TASK DIRECTIONS = In the listing below, locate the lines that hold the string "algebraic". Copy those lines.
## start DATA ENTRIES
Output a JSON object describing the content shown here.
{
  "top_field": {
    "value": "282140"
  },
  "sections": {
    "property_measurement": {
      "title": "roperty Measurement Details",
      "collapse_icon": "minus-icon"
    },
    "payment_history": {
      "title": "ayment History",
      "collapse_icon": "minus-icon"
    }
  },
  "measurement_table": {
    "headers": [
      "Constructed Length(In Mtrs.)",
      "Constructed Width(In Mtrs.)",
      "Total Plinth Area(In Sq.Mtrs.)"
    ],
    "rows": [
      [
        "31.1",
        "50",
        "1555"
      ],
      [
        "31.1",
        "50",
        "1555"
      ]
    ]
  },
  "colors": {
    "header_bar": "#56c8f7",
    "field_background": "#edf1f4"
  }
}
## end DATA ENTRIES
## start DATA ENTRIES
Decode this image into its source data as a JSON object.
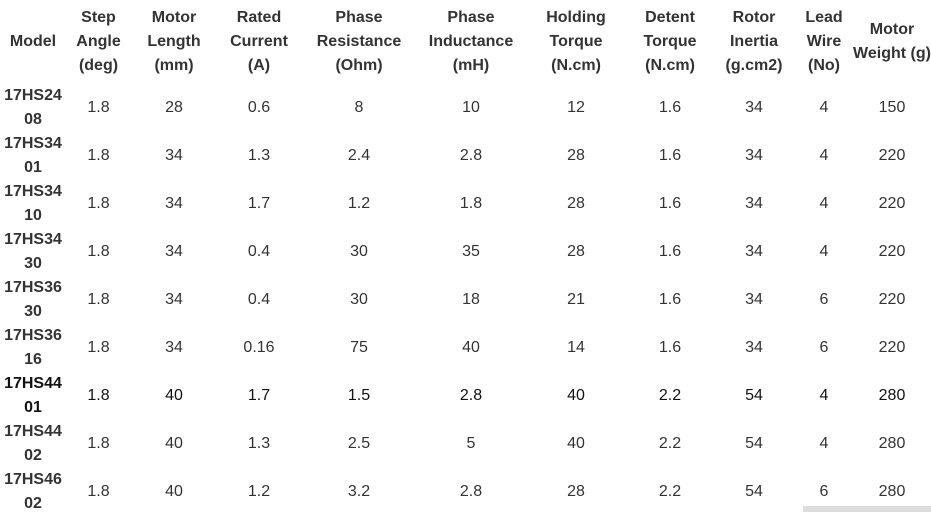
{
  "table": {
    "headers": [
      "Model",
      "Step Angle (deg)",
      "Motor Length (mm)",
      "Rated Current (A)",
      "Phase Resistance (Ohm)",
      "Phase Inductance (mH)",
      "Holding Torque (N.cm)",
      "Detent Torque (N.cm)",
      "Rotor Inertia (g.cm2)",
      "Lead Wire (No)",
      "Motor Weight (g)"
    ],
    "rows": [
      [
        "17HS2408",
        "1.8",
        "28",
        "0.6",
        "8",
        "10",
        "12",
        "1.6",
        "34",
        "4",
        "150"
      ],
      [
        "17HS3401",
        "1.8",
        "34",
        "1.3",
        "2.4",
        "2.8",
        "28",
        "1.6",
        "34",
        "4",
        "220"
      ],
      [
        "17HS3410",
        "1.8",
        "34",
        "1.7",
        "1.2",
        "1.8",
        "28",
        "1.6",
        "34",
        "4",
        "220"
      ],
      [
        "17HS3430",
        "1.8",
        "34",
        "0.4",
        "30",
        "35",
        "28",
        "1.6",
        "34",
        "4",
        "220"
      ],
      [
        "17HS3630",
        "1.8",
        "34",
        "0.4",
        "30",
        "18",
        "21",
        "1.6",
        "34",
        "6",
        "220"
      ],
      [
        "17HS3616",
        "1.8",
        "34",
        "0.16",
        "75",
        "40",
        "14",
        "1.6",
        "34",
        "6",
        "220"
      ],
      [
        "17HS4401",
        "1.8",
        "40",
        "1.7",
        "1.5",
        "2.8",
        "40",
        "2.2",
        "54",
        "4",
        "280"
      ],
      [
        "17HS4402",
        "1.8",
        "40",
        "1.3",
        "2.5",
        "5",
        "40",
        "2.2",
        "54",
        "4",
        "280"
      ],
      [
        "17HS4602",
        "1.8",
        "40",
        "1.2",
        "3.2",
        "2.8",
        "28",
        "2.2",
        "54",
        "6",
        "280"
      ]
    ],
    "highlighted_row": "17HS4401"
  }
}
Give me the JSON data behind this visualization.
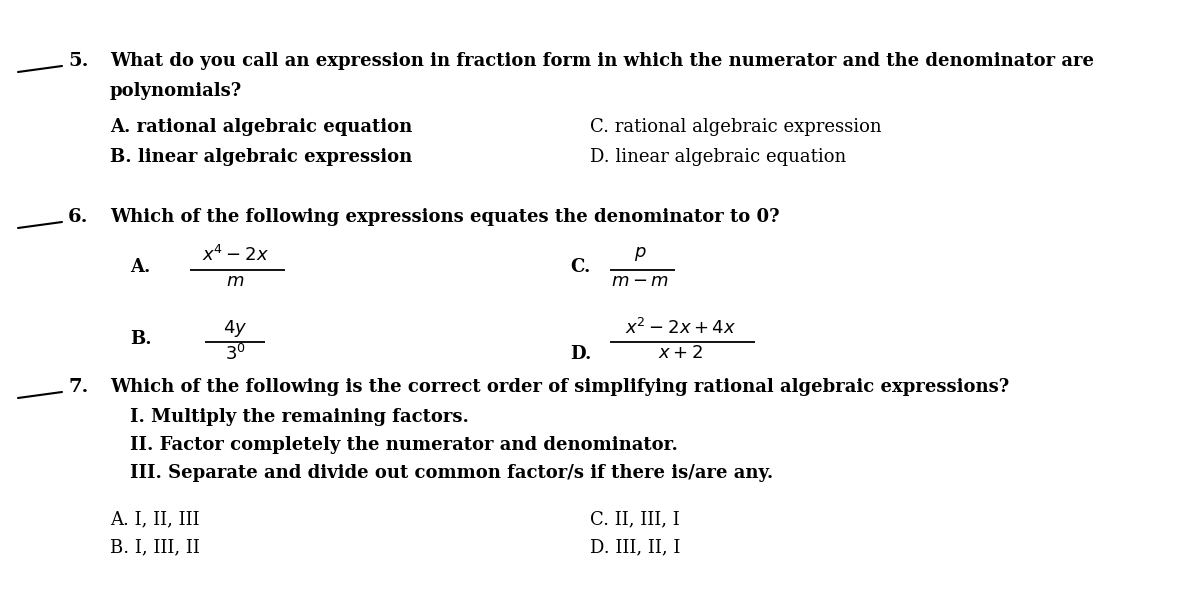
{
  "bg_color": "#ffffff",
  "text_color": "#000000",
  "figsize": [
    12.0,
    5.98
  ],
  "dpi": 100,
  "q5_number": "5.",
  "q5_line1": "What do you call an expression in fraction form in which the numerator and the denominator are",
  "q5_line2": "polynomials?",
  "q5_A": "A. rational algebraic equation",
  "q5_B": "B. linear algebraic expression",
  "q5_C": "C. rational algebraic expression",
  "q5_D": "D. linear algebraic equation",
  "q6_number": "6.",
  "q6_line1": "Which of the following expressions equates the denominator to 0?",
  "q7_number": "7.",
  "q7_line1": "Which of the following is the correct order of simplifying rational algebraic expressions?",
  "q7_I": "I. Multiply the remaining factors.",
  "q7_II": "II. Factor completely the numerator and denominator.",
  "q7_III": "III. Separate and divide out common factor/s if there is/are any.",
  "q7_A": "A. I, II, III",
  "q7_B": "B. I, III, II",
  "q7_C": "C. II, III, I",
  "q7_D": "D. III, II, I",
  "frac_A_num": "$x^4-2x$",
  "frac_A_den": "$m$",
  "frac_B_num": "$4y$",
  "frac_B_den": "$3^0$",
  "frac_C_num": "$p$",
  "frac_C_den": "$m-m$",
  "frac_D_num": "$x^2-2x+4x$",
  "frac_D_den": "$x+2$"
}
## end DATA ENTRIES
EXERCISE RESULT =
  "q5_A": "A. rational algebraic equation",
  "q5_B": "B. linear algebraic expression",
  "q5_C": "C. rational algebraic expression",
  "q5_D": "D. linear algebraic equation",
  "q7_line1": "Which of the following is the correct order of simplifying rational algebraic expressions?",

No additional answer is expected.